Stored items:
--- Begin ---

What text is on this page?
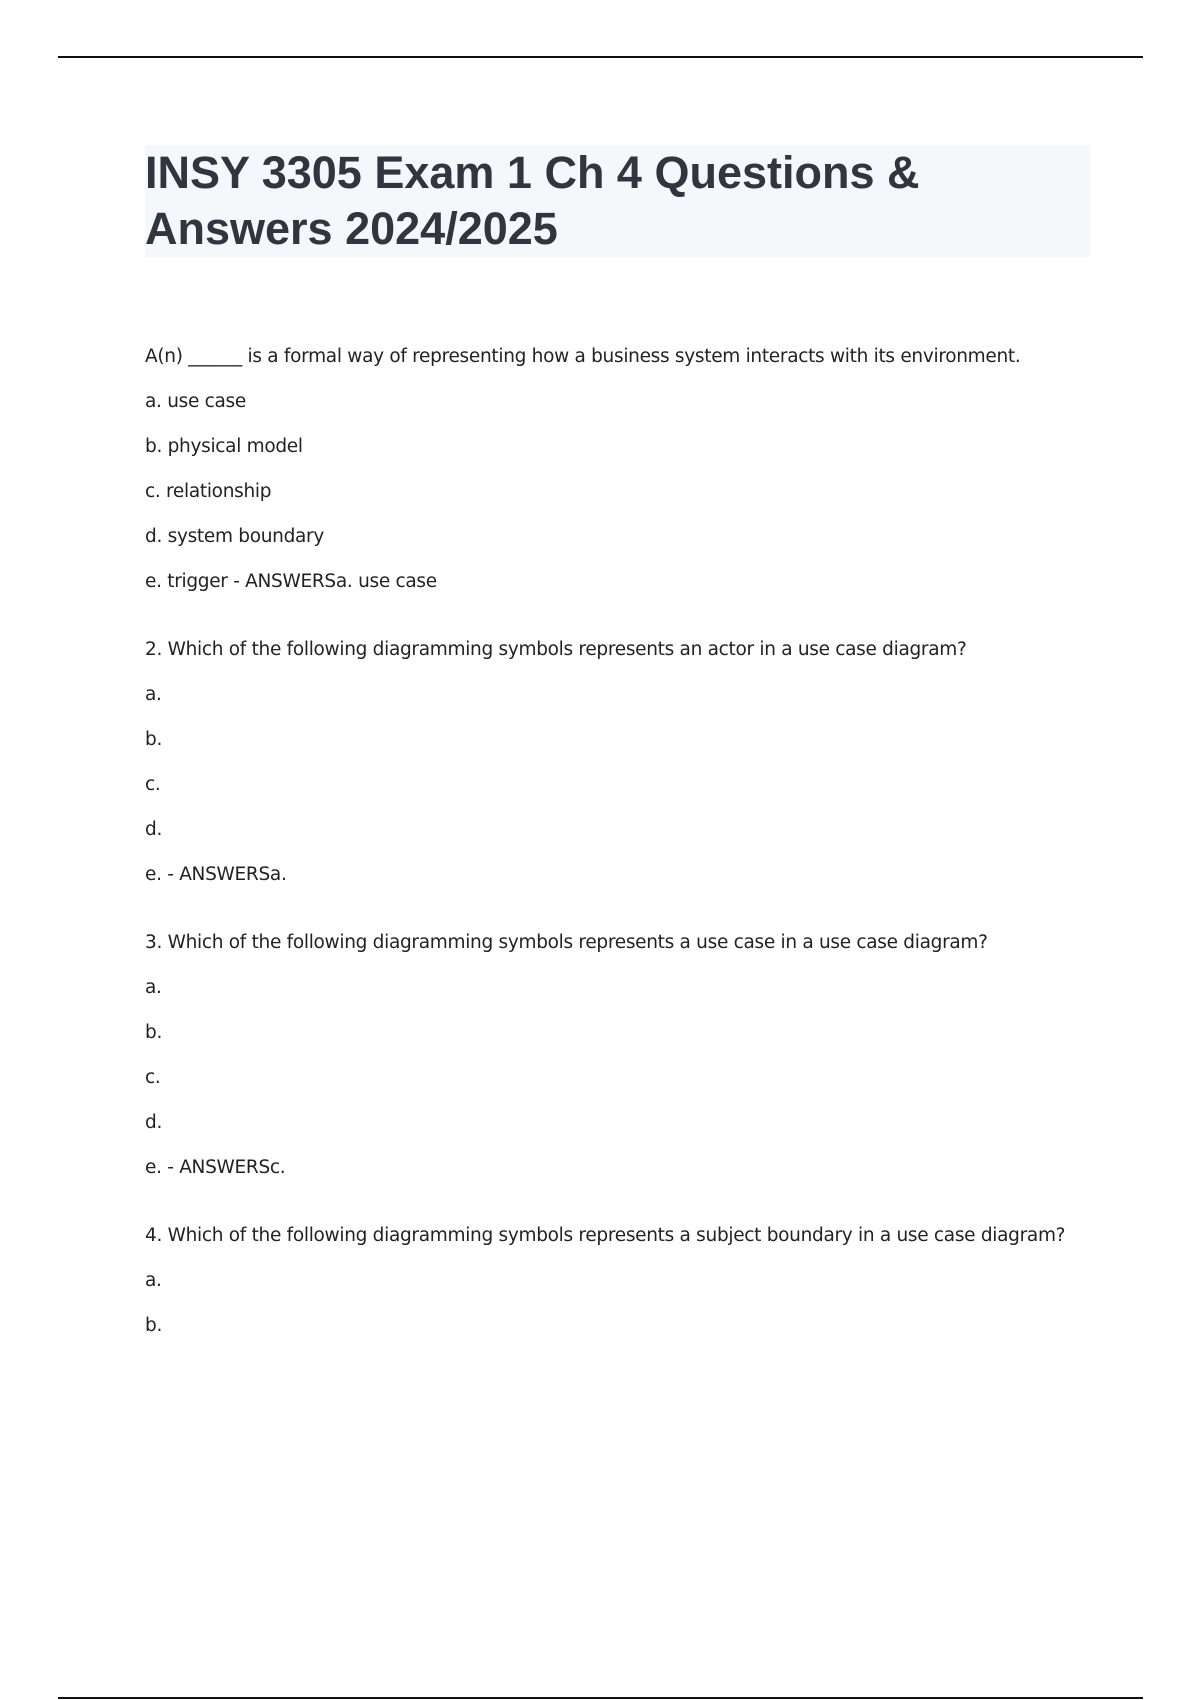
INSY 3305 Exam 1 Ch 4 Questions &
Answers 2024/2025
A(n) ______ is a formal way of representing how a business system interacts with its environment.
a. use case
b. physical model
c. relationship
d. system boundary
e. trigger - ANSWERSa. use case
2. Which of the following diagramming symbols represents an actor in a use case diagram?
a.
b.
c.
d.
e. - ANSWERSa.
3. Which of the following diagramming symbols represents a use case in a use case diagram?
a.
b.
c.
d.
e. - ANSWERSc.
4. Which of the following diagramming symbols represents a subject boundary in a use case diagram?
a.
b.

--- End ---
--- Begin ---

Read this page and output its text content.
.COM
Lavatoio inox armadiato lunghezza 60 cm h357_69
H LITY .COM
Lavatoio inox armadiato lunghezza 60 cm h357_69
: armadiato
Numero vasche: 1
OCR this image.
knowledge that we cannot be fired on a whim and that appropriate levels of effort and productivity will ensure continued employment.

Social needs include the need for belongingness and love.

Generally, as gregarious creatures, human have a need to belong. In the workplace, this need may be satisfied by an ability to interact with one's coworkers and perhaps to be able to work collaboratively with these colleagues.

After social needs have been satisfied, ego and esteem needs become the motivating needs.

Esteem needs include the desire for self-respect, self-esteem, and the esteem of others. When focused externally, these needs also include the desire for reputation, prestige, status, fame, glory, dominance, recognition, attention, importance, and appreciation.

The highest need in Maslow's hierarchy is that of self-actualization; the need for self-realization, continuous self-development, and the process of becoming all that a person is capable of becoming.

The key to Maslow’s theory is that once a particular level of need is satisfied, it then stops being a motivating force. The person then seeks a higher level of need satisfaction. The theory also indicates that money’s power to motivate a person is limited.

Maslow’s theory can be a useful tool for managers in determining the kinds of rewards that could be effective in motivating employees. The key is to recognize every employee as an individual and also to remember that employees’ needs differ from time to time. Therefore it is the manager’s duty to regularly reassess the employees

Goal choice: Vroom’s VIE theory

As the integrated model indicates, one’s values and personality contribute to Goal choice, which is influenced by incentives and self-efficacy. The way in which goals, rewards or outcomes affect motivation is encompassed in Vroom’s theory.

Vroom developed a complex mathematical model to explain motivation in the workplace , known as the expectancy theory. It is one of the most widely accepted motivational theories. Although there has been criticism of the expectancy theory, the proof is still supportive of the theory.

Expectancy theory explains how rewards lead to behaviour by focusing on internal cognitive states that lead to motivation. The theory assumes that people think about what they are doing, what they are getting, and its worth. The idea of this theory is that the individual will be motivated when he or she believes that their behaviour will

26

--- End ---
--- Begin ---

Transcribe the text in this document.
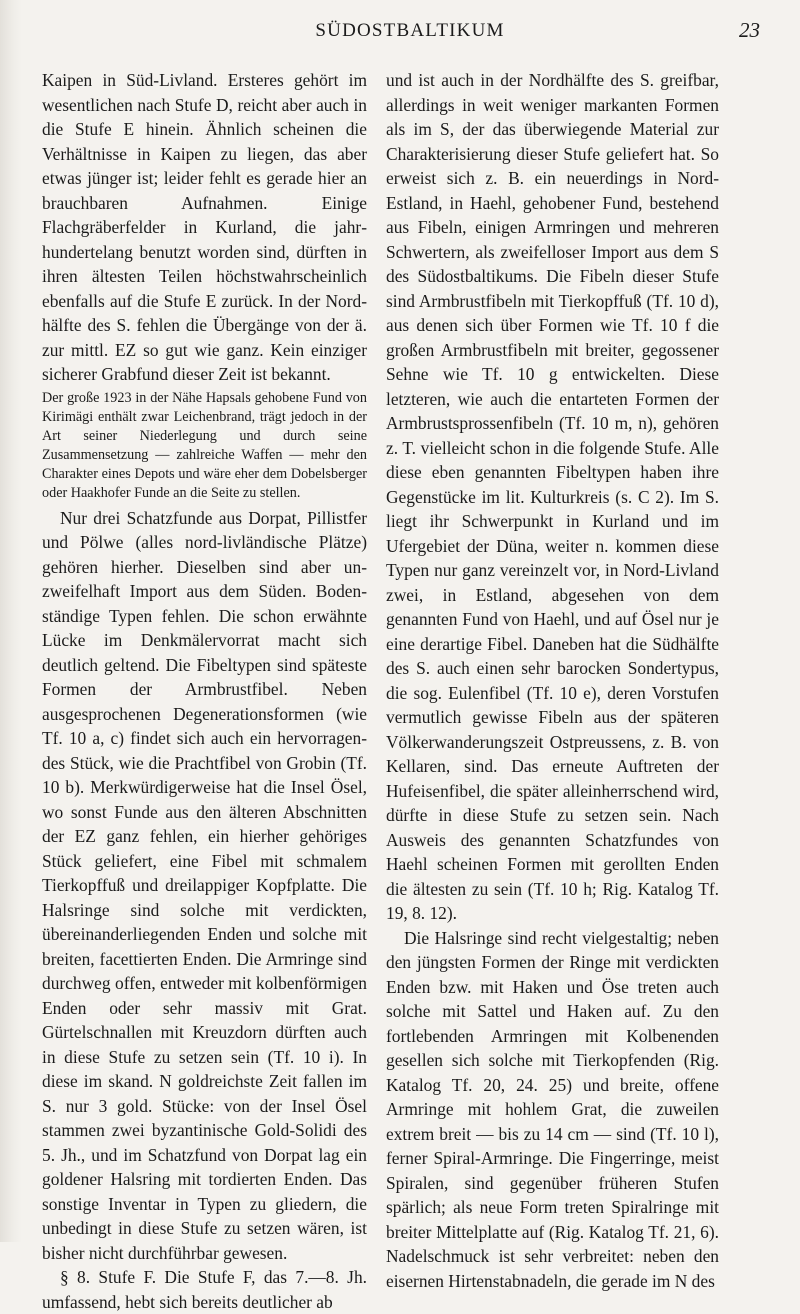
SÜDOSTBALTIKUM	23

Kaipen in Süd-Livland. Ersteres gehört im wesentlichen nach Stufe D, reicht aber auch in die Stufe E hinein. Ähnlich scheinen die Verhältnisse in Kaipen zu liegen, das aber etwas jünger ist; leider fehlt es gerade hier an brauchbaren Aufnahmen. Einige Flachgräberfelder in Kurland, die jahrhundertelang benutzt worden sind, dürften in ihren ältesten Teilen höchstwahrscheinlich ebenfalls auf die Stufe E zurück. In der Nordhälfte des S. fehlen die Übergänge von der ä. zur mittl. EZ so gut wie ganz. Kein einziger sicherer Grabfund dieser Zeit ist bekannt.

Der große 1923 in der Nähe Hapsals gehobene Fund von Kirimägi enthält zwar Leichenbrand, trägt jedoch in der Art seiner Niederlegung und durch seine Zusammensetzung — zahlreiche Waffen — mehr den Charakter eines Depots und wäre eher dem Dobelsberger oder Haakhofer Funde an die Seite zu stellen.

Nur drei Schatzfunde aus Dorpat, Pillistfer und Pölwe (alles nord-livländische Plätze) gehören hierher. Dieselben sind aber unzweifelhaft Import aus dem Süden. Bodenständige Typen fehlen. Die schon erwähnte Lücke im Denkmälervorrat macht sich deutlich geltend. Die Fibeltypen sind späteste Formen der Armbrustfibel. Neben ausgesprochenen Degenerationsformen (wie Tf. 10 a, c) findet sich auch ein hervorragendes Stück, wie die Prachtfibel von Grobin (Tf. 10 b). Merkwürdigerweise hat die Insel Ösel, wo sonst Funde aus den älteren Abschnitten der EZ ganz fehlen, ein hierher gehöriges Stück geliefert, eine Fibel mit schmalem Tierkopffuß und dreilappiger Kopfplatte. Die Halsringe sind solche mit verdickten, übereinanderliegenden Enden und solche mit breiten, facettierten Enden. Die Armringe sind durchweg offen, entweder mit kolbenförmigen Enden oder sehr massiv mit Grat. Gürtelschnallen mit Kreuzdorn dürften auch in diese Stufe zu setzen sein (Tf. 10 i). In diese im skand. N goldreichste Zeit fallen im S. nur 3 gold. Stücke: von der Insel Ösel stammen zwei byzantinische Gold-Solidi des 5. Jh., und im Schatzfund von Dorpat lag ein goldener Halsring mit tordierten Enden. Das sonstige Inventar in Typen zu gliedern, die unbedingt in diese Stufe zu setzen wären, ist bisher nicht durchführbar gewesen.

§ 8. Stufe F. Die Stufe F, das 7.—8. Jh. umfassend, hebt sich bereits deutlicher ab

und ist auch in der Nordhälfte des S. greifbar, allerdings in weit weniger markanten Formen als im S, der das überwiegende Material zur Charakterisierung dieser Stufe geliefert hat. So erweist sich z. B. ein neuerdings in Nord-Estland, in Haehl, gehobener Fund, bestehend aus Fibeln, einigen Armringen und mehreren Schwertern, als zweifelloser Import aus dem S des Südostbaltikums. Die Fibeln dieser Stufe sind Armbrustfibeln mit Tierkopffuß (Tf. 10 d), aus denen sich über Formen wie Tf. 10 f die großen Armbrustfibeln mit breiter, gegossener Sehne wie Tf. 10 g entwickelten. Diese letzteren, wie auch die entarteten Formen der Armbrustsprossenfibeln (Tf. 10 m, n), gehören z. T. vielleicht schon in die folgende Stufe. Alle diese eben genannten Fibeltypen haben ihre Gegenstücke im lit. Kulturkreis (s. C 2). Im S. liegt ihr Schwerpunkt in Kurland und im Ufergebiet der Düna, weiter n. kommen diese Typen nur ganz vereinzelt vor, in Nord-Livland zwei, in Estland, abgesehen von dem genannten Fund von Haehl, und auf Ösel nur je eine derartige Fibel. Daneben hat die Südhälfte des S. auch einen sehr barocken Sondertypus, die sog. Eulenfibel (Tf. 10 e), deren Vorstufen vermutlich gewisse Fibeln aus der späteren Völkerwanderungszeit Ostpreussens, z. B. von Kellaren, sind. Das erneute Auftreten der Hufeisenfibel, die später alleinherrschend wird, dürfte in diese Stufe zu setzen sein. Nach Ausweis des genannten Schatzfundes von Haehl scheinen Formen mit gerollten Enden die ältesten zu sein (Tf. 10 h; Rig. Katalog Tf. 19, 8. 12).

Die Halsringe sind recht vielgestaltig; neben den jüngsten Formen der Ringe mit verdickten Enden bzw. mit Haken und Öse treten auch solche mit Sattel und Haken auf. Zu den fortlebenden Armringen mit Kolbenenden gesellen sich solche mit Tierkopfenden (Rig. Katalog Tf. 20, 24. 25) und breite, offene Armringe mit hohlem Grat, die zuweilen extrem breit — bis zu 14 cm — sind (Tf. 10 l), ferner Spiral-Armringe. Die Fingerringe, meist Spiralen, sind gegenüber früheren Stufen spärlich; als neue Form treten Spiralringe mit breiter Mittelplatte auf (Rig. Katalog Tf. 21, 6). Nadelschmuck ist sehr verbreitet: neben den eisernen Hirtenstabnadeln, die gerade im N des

--- End ---

Search the entries for "self" and copy out each line that has it.

Esteem needs include the desire for self-respect, self-esteem, and the esteem of others. When focused externally, these needs also include the desire for reputation, prestige, status, fame, glory, dominance, recognition, attention, importance, and appreciation.
The highest need in Maslow's hierarchy is that of self-actualization; the need for self-realization, continuous self-development, and the process of becoming all that a person is capable of becoming.
As the integrated model indicates, one’s values and personality contribute to Goal choice, which is influenced by incentives and self-efficacy. The way in which goals, rewards or outcomes affect motivation is encompassed in Vroom’s theory.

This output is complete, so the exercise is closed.